-------- Supplied information --------
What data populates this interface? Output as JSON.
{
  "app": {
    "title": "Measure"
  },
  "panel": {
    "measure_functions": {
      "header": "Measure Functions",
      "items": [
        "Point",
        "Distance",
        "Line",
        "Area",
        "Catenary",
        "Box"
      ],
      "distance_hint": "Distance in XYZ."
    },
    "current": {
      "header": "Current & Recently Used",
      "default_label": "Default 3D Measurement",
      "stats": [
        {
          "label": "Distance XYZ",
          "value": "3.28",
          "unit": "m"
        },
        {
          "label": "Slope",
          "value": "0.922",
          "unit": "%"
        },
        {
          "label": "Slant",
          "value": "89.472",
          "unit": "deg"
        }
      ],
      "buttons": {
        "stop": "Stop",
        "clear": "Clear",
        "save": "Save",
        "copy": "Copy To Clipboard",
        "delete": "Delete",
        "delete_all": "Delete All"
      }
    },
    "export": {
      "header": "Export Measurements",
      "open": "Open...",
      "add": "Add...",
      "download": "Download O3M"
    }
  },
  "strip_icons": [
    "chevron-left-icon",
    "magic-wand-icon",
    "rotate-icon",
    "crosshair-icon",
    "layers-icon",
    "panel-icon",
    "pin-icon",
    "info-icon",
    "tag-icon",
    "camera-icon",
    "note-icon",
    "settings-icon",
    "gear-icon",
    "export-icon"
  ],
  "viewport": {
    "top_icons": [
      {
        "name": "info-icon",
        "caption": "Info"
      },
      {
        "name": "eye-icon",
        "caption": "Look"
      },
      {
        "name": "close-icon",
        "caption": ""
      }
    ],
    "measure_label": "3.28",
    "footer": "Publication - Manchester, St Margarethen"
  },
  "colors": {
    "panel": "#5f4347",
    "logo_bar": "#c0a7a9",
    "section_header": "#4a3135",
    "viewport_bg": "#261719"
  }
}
--------
-------- Supplied information --------
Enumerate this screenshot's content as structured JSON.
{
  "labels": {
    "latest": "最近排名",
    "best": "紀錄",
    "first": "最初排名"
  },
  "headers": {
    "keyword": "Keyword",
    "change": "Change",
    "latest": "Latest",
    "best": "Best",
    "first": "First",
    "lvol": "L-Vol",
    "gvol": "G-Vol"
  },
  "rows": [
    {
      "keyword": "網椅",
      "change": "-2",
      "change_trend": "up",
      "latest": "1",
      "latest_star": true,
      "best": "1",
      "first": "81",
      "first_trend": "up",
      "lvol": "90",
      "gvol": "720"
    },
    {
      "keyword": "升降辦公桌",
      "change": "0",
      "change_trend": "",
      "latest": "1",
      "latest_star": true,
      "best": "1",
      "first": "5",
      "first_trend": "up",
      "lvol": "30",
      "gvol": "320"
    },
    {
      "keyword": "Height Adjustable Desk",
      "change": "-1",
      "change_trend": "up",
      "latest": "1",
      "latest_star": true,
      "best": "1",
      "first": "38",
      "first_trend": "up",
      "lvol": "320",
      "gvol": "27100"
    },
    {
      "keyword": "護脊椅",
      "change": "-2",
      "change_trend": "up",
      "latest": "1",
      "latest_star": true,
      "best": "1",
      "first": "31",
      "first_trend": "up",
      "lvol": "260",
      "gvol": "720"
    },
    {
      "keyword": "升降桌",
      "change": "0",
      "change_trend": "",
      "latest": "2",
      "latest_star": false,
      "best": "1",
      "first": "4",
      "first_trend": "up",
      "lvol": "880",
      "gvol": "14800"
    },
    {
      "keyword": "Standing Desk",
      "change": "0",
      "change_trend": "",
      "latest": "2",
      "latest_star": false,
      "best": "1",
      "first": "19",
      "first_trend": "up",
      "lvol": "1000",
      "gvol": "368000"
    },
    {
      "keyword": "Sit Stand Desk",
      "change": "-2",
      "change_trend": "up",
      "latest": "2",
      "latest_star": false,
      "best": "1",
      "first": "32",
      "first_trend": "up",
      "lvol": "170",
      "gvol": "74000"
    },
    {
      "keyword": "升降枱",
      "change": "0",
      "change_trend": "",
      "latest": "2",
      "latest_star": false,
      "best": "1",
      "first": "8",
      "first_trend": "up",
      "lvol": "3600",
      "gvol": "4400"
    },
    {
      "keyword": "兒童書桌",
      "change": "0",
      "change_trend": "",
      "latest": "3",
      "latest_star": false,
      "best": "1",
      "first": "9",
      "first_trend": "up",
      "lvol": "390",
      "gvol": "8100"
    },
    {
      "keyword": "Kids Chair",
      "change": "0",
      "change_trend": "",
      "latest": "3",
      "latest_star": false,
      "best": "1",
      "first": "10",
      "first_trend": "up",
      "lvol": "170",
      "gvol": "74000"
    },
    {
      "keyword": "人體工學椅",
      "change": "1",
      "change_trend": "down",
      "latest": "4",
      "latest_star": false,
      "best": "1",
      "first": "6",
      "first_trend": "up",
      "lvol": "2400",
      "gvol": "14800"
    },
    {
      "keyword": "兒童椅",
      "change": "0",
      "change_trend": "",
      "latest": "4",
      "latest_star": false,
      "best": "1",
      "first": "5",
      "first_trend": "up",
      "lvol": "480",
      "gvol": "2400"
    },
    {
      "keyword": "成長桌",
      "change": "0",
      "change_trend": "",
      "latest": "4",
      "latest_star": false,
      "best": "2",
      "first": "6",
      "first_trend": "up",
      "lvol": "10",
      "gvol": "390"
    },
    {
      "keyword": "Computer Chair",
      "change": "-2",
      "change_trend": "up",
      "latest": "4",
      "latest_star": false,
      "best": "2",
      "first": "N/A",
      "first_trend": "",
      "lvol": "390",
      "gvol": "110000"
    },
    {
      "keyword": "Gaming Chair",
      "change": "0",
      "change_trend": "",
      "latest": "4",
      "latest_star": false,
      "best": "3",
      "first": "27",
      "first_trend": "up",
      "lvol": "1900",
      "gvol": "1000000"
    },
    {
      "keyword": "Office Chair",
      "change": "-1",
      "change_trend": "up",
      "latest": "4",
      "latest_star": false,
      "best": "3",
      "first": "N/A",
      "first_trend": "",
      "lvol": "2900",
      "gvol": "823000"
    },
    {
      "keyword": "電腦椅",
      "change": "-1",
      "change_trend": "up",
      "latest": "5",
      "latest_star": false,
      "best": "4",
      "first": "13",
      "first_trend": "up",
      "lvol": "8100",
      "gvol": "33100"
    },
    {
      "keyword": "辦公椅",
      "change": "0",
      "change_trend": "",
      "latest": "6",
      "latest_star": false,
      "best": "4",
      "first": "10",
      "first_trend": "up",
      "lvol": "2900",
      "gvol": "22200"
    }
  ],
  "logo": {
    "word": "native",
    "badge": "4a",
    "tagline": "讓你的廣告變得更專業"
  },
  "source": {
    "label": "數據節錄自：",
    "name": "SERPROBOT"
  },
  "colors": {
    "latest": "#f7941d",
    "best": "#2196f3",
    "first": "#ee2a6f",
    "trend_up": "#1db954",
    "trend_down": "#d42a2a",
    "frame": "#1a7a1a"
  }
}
--------
Work instructions: List the lines of the records where "Delete" occurs.

Solution:
        "delete": "Delete",
        "delete_all": "Delete All"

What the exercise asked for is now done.